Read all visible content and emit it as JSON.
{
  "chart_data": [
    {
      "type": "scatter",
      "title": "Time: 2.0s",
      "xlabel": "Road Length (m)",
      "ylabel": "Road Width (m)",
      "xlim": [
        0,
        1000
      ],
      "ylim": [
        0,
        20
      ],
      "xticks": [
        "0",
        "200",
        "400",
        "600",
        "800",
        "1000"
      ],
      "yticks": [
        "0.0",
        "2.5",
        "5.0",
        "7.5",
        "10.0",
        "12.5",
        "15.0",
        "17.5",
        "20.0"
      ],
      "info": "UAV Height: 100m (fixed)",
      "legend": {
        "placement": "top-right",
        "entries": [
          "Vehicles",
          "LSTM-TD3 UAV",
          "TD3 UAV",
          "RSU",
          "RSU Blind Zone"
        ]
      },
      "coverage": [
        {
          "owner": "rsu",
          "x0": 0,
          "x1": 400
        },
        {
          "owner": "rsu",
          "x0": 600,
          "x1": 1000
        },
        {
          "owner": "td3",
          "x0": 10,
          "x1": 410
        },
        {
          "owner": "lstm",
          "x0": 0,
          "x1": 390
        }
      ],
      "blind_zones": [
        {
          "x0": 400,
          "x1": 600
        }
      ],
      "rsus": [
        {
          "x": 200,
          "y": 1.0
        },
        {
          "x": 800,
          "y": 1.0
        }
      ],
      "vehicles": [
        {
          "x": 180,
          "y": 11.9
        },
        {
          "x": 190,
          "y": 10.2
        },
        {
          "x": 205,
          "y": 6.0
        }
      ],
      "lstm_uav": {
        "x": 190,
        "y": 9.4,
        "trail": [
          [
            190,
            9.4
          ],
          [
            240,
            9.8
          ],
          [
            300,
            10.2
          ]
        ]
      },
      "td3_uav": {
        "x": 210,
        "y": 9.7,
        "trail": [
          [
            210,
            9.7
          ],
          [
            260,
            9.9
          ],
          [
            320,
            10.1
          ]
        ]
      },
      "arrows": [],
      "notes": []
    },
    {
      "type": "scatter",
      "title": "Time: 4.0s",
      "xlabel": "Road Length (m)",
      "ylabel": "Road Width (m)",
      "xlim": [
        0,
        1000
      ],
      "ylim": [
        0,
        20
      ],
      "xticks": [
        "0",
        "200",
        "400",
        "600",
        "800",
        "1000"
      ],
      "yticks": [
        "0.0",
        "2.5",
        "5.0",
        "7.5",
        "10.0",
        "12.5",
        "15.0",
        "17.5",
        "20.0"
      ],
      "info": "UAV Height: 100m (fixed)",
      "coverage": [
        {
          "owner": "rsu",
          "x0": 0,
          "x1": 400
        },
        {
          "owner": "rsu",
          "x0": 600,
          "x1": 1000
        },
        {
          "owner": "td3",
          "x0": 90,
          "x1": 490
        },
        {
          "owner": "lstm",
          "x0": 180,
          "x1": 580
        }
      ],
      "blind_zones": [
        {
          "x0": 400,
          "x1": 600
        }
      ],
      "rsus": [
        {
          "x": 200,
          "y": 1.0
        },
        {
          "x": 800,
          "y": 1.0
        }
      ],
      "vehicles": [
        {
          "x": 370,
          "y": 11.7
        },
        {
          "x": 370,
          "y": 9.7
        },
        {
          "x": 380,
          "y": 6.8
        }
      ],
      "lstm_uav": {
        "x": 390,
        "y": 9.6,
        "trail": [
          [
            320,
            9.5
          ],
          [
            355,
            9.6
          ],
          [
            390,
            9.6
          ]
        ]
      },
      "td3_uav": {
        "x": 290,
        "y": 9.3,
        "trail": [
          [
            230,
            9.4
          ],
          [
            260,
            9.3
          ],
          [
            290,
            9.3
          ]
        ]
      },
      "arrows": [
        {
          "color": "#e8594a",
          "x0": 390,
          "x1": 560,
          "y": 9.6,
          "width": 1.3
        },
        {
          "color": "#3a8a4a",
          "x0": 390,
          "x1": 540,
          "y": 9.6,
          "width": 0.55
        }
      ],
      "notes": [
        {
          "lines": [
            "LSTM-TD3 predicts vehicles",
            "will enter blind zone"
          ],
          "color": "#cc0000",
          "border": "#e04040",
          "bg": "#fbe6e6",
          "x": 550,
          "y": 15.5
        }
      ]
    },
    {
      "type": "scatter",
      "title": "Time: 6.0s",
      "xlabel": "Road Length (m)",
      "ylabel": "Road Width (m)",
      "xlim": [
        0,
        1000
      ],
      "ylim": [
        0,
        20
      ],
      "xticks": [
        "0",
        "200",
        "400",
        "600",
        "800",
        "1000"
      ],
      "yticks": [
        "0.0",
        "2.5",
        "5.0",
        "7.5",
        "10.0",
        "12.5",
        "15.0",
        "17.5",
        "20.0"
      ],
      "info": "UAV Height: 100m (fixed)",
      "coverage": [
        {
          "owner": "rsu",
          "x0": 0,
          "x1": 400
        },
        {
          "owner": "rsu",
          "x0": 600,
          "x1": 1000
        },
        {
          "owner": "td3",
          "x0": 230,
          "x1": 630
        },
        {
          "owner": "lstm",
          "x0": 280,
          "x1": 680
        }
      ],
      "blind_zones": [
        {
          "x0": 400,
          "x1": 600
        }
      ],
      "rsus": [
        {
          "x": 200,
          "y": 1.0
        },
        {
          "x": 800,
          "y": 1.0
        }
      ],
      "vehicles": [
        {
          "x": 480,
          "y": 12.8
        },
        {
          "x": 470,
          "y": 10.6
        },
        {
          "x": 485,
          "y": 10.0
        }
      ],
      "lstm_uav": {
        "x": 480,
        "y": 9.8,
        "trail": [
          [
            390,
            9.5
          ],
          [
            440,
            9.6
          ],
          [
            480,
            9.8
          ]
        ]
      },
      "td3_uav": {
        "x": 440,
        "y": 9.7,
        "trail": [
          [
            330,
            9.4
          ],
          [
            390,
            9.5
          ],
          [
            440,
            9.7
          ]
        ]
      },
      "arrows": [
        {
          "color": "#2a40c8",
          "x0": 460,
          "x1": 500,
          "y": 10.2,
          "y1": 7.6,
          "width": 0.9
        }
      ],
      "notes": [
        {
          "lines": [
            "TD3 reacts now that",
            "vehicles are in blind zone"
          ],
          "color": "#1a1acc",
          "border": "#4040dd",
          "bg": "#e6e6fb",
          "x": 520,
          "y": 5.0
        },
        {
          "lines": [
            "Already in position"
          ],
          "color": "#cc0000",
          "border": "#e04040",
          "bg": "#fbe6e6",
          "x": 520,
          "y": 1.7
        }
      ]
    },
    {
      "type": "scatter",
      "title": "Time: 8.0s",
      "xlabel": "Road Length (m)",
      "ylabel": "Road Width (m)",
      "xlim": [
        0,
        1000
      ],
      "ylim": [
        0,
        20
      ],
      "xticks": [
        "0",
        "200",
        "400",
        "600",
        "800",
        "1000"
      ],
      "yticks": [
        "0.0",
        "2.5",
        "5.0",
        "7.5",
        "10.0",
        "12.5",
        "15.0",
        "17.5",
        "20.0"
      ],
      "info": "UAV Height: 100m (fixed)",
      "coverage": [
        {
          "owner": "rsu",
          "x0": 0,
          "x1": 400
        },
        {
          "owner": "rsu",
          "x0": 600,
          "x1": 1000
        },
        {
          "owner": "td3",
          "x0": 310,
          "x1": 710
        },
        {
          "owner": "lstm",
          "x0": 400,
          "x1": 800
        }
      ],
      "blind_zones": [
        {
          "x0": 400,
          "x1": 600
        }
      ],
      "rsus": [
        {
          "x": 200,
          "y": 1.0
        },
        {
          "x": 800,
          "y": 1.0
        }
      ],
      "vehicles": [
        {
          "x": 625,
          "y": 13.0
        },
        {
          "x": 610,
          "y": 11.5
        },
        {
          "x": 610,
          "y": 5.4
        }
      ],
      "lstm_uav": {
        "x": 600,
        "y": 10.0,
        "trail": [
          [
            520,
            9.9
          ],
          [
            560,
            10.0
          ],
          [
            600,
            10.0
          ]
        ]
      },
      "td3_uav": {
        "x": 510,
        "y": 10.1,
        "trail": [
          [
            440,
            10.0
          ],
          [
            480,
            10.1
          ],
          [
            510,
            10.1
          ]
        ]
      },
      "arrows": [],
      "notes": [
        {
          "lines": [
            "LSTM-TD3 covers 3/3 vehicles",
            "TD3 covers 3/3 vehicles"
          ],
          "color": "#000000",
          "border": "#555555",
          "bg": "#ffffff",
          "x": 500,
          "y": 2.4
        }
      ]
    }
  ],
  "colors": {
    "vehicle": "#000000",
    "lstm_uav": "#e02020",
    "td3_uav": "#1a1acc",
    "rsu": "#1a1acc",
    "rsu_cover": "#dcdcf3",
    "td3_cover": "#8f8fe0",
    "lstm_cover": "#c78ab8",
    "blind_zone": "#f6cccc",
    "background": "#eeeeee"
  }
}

YOUR TASK: Look for the word "border" in every line of the listing and copy the lines that have it.

FULL RESPONSE:
          "border": "#e04040",
          "border": "#4040dd",
          "border": "#e04040",
          "border": "#555555",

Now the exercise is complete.